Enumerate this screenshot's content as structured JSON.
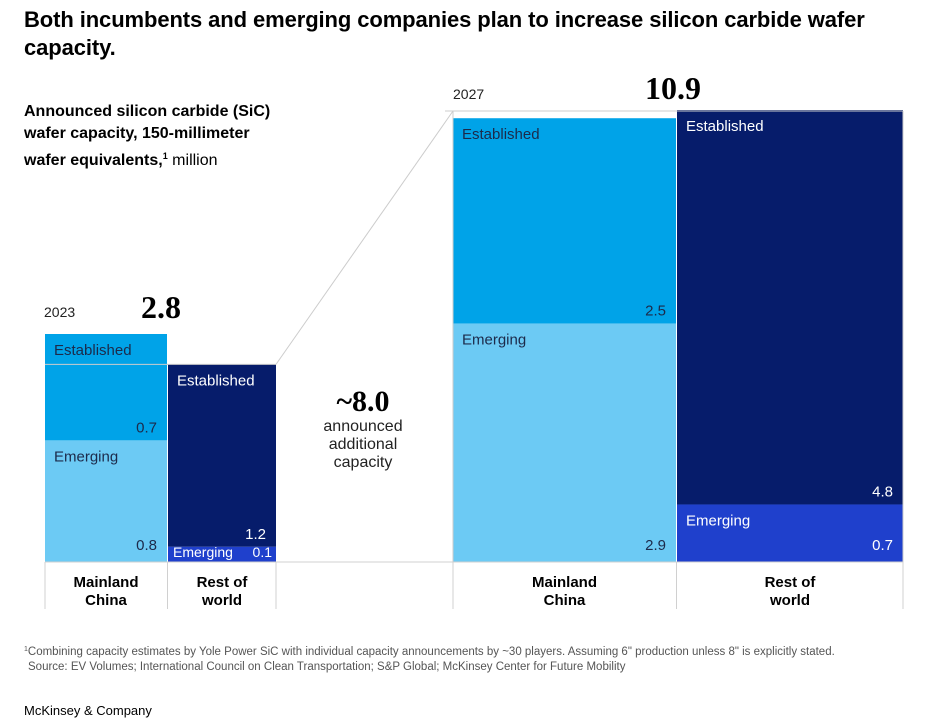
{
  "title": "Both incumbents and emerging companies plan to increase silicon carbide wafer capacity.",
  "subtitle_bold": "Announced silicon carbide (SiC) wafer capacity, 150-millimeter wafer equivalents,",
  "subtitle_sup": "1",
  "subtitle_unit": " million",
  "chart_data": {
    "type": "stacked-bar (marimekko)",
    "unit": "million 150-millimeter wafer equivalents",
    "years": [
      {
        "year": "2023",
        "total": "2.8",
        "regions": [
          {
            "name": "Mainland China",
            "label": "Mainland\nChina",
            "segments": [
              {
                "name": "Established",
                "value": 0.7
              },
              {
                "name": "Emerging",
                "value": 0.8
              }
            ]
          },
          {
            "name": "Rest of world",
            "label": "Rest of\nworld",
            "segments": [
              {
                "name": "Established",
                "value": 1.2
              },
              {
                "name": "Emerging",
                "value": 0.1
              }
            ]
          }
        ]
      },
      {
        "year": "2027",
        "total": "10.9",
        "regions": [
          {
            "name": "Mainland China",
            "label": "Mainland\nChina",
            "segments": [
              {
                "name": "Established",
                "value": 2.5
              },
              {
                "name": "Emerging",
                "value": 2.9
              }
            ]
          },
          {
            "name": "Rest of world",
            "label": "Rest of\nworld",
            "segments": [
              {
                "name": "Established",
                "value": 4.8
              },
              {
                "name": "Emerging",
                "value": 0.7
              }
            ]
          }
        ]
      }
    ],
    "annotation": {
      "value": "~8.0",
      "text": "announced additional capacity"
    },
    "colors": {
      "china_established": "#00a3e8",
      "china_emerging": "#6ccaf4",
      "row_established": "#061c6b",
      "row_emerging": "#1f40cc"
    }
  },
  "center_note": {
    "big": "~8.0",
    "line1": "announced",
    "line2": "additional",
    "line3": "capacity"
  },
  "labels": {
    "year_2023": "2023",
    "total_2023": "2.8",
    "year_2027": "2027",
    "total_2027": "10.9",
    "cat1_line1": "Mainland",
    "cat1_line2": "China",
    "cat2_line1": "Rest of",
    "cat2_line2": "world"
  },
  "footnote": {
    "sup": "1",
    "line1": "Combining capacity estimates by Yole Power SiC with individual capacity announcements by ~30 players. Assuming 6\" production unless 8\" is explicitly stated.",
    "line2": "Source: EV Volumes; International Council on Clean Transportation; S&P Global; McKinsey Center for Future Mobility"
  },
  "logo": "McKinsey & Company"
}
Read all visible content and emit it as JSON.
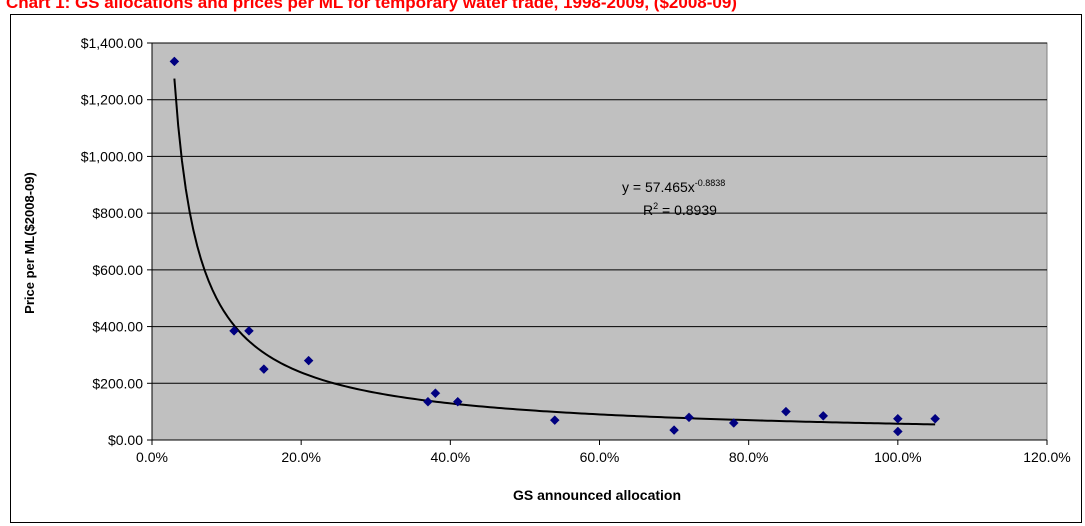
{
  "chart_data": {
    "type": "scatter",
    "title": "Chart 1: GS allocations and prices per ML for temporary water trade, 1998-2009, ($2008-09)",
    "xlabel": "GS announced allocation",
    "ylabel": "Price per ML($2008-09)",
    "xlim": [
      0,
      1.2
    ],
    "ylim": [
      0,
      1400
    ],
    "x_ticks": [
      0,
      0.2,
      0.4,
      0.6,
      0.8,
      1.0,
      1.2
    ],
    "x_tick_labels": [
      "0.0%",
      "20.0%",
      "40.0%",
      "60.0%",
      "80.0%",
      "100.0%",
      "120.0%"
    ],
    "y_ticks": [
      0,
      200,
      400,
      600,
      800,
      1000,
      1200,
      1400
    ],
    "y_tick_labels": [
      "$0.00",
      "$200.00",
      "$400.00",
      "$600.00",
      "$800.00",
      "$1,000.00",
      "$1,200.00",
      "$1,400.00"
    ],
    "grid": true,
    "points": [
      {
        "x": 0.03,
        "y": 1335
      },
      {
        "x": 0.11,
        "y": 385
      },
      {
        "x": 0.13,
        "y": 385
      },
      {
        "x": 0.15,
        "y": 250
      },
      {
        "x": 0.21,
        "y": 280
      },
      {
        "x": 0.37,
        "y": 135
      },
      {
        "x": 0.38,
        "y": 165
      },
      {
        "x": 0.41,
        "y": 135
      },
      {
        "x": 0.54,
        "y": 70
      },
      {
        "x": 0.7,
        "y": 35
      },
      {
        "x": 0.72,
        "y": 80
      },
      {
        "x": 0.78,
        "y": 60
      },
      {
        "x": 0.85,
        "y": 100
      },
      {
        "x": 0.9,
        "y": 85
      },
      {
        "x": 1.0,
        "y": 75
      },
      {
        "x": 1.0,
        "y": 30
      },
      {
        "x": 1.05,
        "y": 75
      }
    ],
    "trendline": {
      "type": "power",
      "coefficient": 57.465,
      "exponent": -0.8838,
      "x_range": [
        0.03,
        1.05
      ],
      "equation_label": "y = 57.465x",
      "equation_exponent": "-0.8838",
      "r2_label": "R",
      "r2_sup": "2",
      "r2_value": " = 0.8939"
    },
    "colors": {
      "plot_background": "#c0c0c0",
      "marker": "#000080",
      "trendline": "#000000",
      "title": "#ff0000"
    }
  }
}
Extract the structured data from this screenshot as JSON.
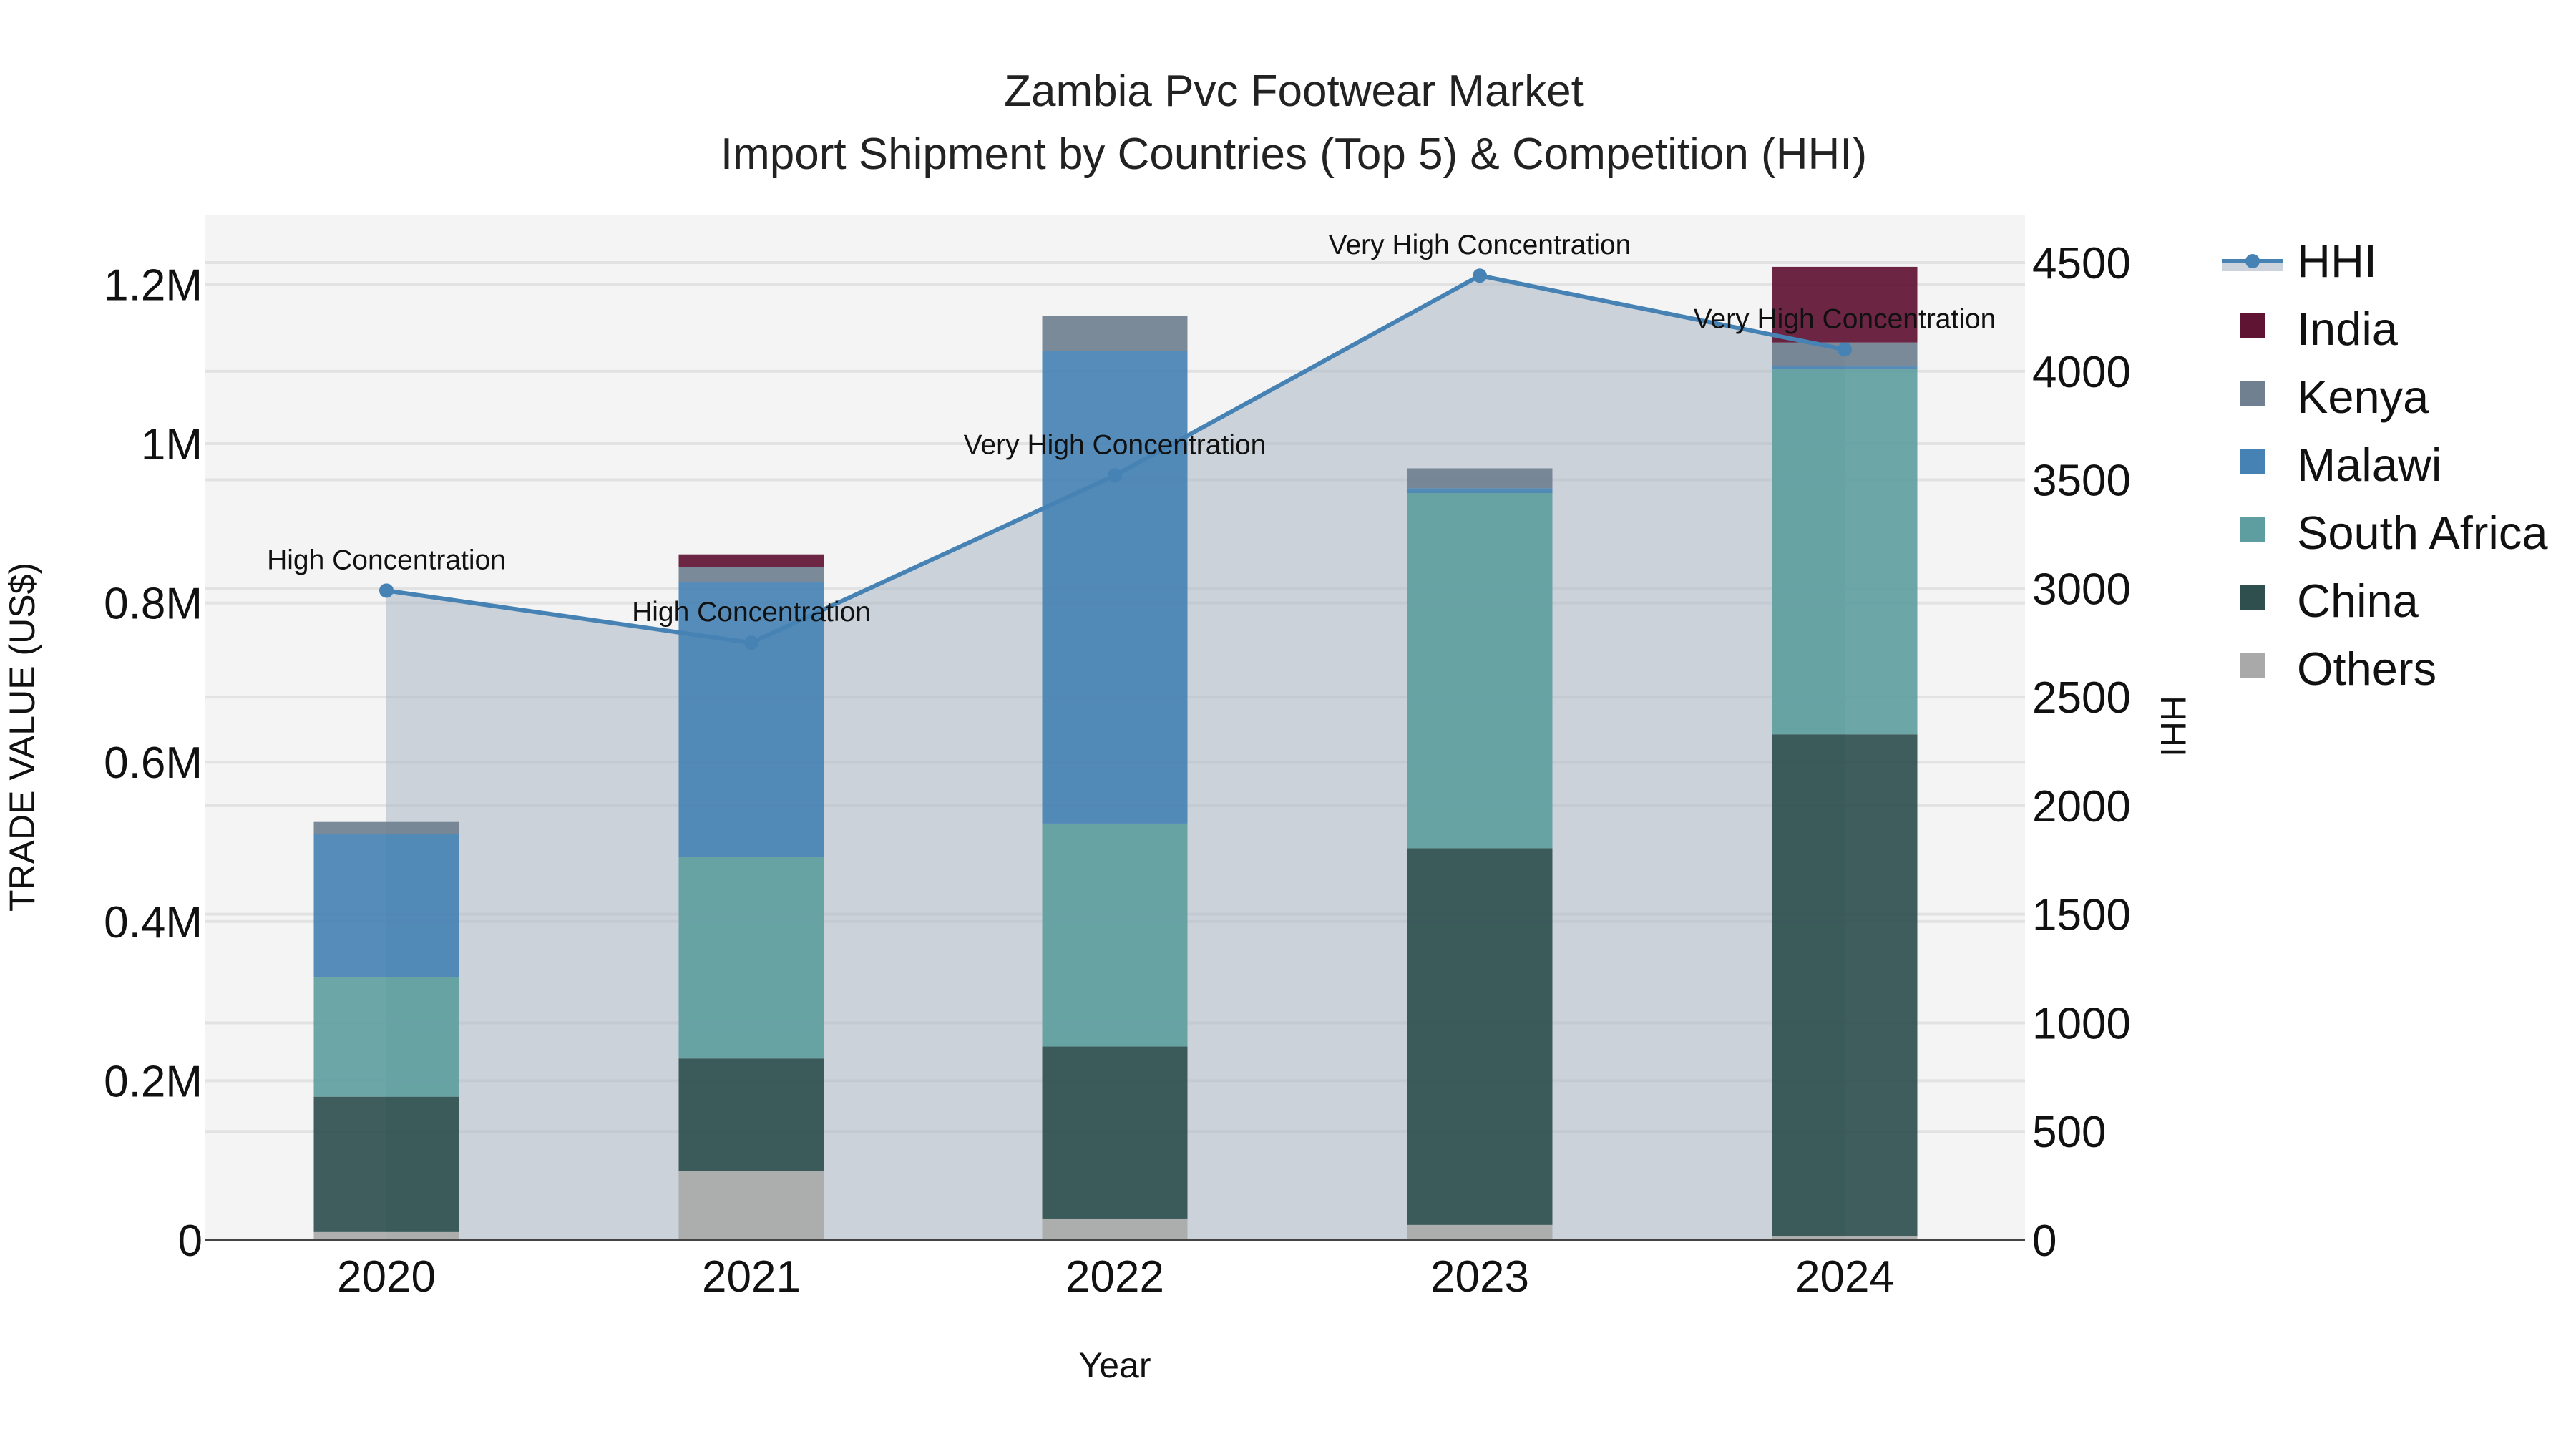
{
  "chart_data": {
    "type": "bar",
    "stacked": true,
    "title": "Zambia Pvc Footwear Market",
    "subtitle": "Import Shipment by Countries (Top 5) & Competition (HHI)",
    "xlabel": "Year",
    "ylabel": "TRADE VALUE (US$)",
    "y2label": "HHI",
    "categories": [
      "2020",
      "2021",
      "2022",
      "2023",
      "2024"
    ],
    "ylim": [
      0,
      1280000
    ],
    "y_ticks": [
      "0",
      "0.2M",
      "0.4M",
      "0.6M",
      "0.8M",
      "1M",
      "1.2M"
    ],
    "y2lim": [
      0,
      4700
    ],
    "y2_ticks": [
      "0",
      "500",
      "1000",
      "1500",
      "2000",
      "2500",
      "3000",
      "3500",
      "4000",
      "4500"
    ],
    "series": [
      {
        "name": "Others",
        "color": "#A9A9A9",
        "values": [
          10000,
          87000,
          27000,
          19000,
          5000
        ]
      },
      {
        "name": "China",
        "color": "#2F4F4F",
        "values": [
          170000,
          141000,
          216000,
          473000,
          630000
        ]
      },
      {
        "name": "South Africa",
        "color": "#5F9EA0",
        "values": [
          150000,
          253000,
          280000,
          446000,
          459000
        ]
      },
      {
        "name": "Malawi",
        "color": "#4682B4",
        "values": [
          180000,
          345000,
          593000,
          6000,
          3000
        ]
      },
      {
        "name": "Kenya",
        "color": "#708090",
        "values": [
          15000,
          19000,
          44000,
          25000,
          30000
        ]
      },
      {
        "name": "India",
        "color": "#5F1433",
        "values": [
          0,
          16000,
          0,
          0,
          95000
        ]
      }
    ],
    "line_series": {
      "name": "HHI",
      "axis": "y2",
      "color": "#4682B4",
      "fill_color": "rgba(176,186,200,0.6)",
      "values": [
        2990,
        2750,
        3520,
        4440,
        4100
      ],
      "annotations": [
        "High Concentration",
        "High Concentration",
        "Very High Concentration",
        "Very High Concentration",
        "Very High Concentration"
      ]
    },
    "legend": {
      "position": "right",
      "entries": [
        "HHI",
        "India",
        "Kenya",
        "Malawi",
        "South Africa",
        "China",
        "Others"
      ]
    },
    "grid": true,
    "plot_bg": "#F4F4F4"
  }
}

........

Requirement:
Copy each line of the records precisely and drop any images they hold.

Result of the task:
Enumerate this screenshot's content as structured JSON.
{
  "title": "Both incumbents and emerging companies plan to increase silicon carbide wafer capacity.",
  "subtitle_bold": "Announced silicon carbide (SiC) wafer capacity, 150-millimeter wafer equivalents,",
  "subtitle_sup": "1",
  "subtitle_unit": " million",
  "chart_data": {
    "type": "stacked-bar (marimekko)",
    "unit": "million 150-millimeter wafer equivalents",
    "years": [
      {
        "year": "2023",
        "total": "2.8",
        "regions": [
          {
            "name": "Mainland China",
            "label": "Mainland\nChina",
            "segments": [
              {
                "name": "Established",
                "value": 0.7
              },
              {
                "name": "Emerging",
                "value": 0.8
              }
            ]
          },
          {
            "name": "Rest of world",
            "label": "Rest of\nworld",
            "segments": [
              {
                "name": "Established",
                "value": 1.2
              },
              {
                "name": "Emerging",
                "value": 0.1
              }
            ]
          }
        ]
      },
      {
        "year": "2027",
        "total": "10.9",
        "regions": [
          {
            "name": "Mainland China",
            "label": "Mainland\nChina",
            "segments": [
              {
                "name": "Established",
                "value": 2.5
              },
              {
                "name": "Emerging",
                "value": 2.9
              }
            ]
          },
          {
            "name": "Rest of world",
            "label": "Rest of\nworld",
            "segments": [
              {
                "name": "Established",
                "value": 4.8
              },
              {
                "name": "Emerging",
                "value": 0.7
              }
            ]
          }
        ]
      }
    ],
    "annotation": {
      "value": "~8.0",
      "text": "announced additional capacity"
    },
    "colors": {
      "china_established": "#00a3e8",
      "china_emerging": "#6ccaf4",
      "row_established": "#061c6b",
      "row_emerging": "#1f40cc"
    }
  },
  "center_note": {
    "big": "~8.0",
    "line1": "announced",
    "line2": "additional",
    "line3": "capacity"
  },
  "labels": {
    "year_2023": "2023",
    "total_2023": "2.8",
    "year_2027": "2027",
    "total_2027": "10.9",
    "cat1_line1": "Mainland",
    "cat1_line2": "China",
    "cat2_line1": "Rest of",
    "cat2_line2": "world"
  },
  "footnote": {
    "sup": "1",
    "line1": "Combining capacity estimates by Yole Power SiC with individual capacity announcements by ~30 players. Assuming 6\" production unless 8\" is explicitly stated.",
    "line2": "Source: EV Volumes; International Council on Clean Transportation; S&P Global; McKinsey Center for Future Mobility"
  },
  "logo": "McKinsey & Company"
}
Read all visible content and emit it as JSON.
{
  "chart_data": {
    "type": "scatter",
    "title": "Chart 1: GS allocations and prices per ML for temporary water trade, 1998-2009, ($2008-09)",
    "xlabel": "GS announced allocation",
    "ylabel": "Price per ML($2008-09)",
    "xlim": [
      0,
      1.2
    ],
    "ylim": [
      0,
      1400
    ],
    "x_ticks": [
      0,
      0.2,
      0.4,
      0.6,
      0.8,
      1.0,
      1.2
    ],
    "x_tick_labels": [
      "0.0%",
      "20.0%",
      "40.0%",
      "60.0%",
      "80.0%",
      "100.0%",
      "120.0%"
    ],
    "y_ticks": [
      0,
      200,
      400,
      600,
      800,
      1000,
      1200,
      1400
    ],
    "y_tick_labels": [
      "$0.00",
      "$200.00",
      "$400.00",
      "$600.00",
      "$800.00",
      "$1,000.00",
      "$1,200.00",
      "$1,400.00"
    ],
    "grid": true,
    "points": [
      {
        "x": 0.03,
        "y": 1335
      },
      {
        "x": 0.11,
        "y": 385
      },
      {
        "x": 0.13,
        "y": 385
      },
      {
        "x": 0.15,
        "y": 250
      },
      {
        "x": 0.21,
        "y": 280
      },
      {
        "x": 0.37,
        "y": 135
      },
      {
        "x": 0.38,
        "y": 165
      },
      {
        "x": 0.41,
        "y": 135
      },
      {
        "x": 0.54,
        "y": 70
      },
      {
        "x": 0.7,
        "y": 35
      },
      {
        "x": 0.72,
        "y": 80
      },
      {
        "x": 0.78,
        "y": 60
      },
      {
        "x": 0.85,
        "y": 100
      },
      {
        "x": 0.9,
        "y": 85
      },
      {
        "x": 1.0,
        "y": 75
      },
      {
        "x": 1.0,
        "y": 30
      },
      {
        "x": 1.05,
        "y": 75
      }
    ],
    "trendline": {
      "type": "power",
      "coefficient": 57.465,
      "exponent": -0.8838,
      "x_range": [
        0.03,
        1.05
      ],
      "equation_label": "y = 57.465x",
      "equation_exponent": "-0.8838",
      "r2_label": "R",
      "r2_sup": "2",
      "r2_value": " = 0.8939"
    },
    "colors": {
      "plot_background": "#c0c0c0",
      "marker": "#000080",
      "trendline": "#000000",
      "title": "#ff0000"
    }
  }
}
Extract the structured data from this screenshot as JSON.
{
  "chart_data": {
    "type": "bar",
    "stacked": true,
    "title": "Zambia Pvc Footwear Market",
    "subtitle": "Import Shipment by Countries (Top 5) & Competition (HHI)",
    "xlabel": "Year",
    "ylabel": "TRADE VALUE (US$)",
    "y2label": "HHI",
    "categories": [
      "2020",
      "2021",
      "2022",
      "2023",
      "2024"
    ],
    "ylim": [
      0,
      1280000
    ],
    "y_ticks": [
      "0",
      "0.2M",
      "0.4M",
      "0.6M",
      "0.8M",
      "1M",
      "1.2M"
    ],
    "y2lim": [
      0,
      4700
    ],
    "y2_ticks": [
      "0",
      "500",
      "1000",
      "1500",
      "2000",
      "2500",
      "3000",
      "3500",
      "4000",
      "4500"
    ],
    "series": [
      {
        "name": "Others",
        "color": "#A9A9A9",
        "values": [
          10000,
          87000,
          27000,
          19000,
          5000
        ]
      },
      {
        "name": "China",
        "color": "#2F4F4F",
        "values": [
          170000,
          141000,
          216000,
          473000,
          630000
        ]
      },
      {
        "name": "South Africa",
        "color": "#5F9EA0",
        "values": [
          150000,
          253000,
          280000,
          446000,
          459000
        ]
      },
      {
        "name": "Malawi",
        "color": "#4682B4",
        "values": [
          180000,
          345000,
          593000,
          6000,
          3000
        ]
      },
      {
        "name": "Kenya",
        "color": "#708090",
        "values": [
          15000,
          19000,
          44000,
          25000,
          30000
        ]
      },
      {
        "name": "India",
        "color": "#5F1433",
        "values": [
          0,
          16000,
          0,
          0,
          95000
        ]
      }
    ],
    "line_series": {
      "name": "HHI",
      "axis": "y2",
      "color": "#4682B4",
      "fill_color": "rgba(176,186,200,0.6)",
      "values": [
        2990,
        2750,
        3520,
        4440,
        4100
      ],
      "annotations": [
        "High Concentration",
        "High Concentration",
        "Very High Concentration",
        "Very High Concentration",
        "Very High Concentration"
      ]
    },
    "legend": {
      "position": "right",
      "entries": [
        "HHI",
        "India",
        "Kenya",
        "Malawi",
        "South Africa",
        "China",
        "Others"
      ]
    },
    "grid": true,
    "plot_bg": "#F4F4F4"
  }
}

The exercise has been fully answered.